### WHAT IS REQUIRED
Retype the records below exactly as they appear.

# # # # #

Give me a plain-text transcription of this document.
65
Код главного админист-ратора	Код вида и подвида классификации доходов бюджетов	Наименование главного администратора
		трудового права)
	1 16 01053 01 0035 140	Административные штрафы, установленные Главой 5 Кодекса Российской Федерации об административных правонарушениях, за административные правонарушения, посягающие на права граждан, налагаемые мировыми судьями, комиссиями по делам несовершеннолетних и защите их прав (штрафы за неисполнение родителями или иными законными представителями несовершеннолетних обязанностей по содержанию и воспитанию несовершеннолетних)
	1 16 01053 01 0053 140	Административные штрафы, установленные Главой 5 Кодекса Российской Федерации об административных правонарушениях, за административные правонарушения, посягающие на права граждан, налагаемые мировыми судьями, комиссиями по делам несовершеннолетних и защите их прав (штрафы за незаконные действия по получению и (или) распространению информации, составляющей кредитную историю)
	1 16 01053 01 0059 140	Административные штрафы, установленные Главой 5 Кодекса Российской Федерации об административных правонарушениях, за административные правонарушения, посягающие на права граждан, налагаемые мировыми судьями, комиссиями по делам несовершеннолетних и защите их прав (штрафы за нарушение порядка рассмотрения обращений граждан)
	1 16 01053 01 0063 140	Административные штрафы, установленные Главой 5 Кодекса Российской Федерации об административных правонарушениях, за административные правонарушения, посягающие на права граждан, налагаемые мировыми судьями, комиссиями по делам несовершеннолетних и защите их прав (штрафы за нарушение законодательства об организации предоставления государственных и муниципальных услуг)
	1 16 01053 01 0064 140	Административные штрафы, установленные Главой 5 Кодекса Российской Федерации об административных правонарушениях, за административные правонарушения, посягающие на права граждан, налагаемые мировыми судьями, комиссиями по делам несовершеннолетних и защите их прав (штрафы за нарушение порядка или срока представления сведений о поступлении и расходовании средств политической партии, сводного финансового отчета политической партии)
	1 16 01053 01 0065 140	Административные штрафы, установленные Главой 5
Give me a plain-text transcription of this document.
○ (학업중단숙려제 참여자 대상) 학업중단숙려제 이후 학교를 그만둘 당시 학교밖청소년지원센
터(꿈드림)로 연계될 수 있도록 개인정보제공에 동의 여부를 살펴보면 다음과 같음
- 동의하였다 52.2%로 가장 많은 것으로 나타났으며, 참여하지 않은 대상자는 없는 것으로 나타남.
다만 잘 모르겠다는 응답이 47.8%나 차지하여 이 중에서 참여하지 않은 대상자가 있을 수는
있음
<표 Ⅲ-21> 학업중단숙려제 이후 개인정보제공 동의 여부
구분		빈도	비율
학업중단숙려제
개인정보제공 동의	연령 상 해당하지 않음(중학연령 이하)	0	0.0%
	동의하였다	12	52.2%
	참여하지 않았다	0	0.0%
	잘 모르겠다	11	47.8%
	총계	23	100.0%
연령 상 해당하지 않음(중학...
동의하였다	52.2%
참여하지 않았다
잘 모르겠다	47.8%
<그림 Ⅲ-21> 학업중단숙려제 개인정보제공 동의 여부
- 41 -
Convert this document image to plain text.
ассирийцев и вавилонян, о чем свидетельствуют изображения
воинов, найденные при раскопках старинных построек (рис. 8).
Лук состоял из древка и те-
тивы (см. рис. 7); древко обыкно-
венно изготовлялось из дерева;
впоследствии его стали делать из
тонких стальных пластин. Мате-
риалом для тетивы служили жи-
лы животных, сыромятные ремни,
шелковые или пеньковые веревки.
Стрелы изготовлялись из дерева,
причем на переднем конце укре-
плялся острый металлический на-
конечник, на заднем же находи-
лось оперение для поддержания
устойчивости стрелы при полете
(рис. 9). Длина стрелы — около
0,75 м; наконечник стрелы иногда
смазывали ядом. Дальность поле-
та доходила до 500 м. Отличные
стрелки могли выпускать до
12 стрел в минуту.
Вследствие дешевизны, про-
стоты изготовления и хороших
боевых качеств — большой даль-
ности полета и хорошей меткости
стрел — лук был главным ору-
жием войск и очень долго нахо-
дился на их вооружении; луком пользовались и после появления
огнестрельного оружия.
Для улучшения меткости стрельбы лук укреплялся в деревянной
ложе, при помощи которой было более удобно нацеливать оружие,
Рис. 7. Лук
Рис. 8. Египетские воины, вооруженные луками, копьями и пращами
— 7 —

# # # # #

### TASK ANSWER
Give me a plain-text transcription of this document.
65
Код главного админист-ратора	Код вида и подвида классификации доходов бюджетов	Наименование главного администратора
		трудового права)
	1 16 01053 01 0035 140	Административные штрафы, установленные Главой 5 Кодекса Российской Федерации об административных правонарушениях, за административные правонарушения, посягающие на права граждан, налагаемые мировыми судьями, комиссиями по делам несовершеннолетних и защите их прав (штрафы за неисполнение родителями или иными законными представителями несовершеннолетних обязанностей по содержанию и воспитанию несовершеннолетних)
	1 16 01053 01 0053 140	Административные штрафы, установленные Главой 5 Кодекса Российской Федерации об административных правонарушениях, за административные правонарушения, посягающие на права граждан, налагаемые мировыми судьями, комиссиями по делам несовершеннолетних и защите их прав (штрафы за незаконные действия по получению и (или) распространению информации, составляющей кредитную историю)
	1 16 01053 01 0059 140	Административные штрафы, установленные Главой 5 Кодекса Российской Федерации об административных правонарушениях, за административные правонарушения, посягающие на права граждан, налагаемые мировыми судьями, комиссиями по делам несовершеннолетних и защите их прав (штрафы за нарушение порядка рассмотрения обращений граждан)
	1 16 01053 01 0063 140	Административные штрафы, установленные Главой 5 Кодекса Российской Федерации об административных правонарушениях, за административные правонарушения, посягающие на права граждан, налагаемые мировыми судьями, комиссиями по делам несовершеннолетних и защите их прав (штрафы за нарушение законодательства об организации предоставления государственных и муниципальных услуг)
	1 16 01053 01 0064 140	Административные штрафы, установленные Главой 5 Кодекса Российской Федерации об административных правонарушениях, за административные правонарушения, посягающие на права граждан, налагаемые мировыми судьями, комиссиями по делам несовершеннолетних и защите их прав (штрафы за нарушение порядка или срока представления сведений о поступлении и расходовании средств политической партии, сводного финансового отчета политической партии)
	1 16 01053 01 0065 140	Административные штрафы, установленные Главой 5
Give me a plain-text transcription of this document.
○ (학업중단숙려제 참여자 대상) 학업중단숙려제 이후 학교를 그만둘 당시 학교밖청소년지원센
터(꿈드림)로 연계될 수 있도록 개인정보제공에 동의 여부를 살펴보면 다음과 같음
- 동의하였다 52.2%로 가장 많은 것으로 나타났으며, 참여하지 않은 대상자는 없는 것으로 나타남.
다만 잘 모르겠다는 응답이 47.8%나 차지하여 이 중에서 참여하지 않은 대상자가 있을 수는
있음
<표 Ⅲ-21> 학업중단숙려제 이후 개인정보제공 동의 여부
구분		빈도	비율
학업중단숙려제
개인정보제공 동의	연령 상 해당하지 않음(중학연령 이하)	0	0.0%
	동의하였다	12	52.2%
	참여하지 않았다	0	0.0%
	잘 모르겠다	11	47.8%
	총계	23	100.0%
연령 상 해당하지 않음(중학...
동의하였다	52.2%
참여하지 않았다
잘 모르겠다	47.8%
<그림 Ⅲ-21> 학업중단숙려제 개인정보제공 동의 여부
- 41 -
Convert this document image to plain text.
ассирийцев и вавилонян, о чем свидетельствуют изображения
воинов, найденные при раскопках старинных построек (рис. 8).
Лук состоял из древка и те-
тивы (см. рис. 7); древко обыкно-
венно изготовлялось из дерева;
впоследствии его стали делать из
тонких стальных пластин. Мате-
риалом для тетивы служили жи-
лы животных, сыромятные ремни,
шелковые или пеньковые веревки.
Стрелы изготовлялись из дерева,
причем на переднем конце укре-
плялся острый металлический на-
конечник, на заднем же находи-
лось оперение для поддержания
устойчивости стрелы при полете
(рис. 9). Длина стрелы — около
0,75 м; наконечник стрелы иногда
смазывали ядом. Дальность поле-
та доходила до 500 м. Отличные
стрелки могли выпускать до
12 стрел в минуту.
Вследствие дешевизны, про-
стоты изготовления и хороших
боевых качеств — большой даль-
ности полета и хорошей меткости
стрел — лук был главным ору-
жием войск и очень долго нахо-
дился на их вооружении; луком пользовались и после появления
огнестрельного оружия.
Для улучшения меткости стрельбы лук укреплялся в деревянной
ложе, при помощи которой было более удобно нацеливать оружие,
Рис. 7. Лук
Рис. 8. Египетские воины, вооруженные луками, копьями и пращами
— 7 —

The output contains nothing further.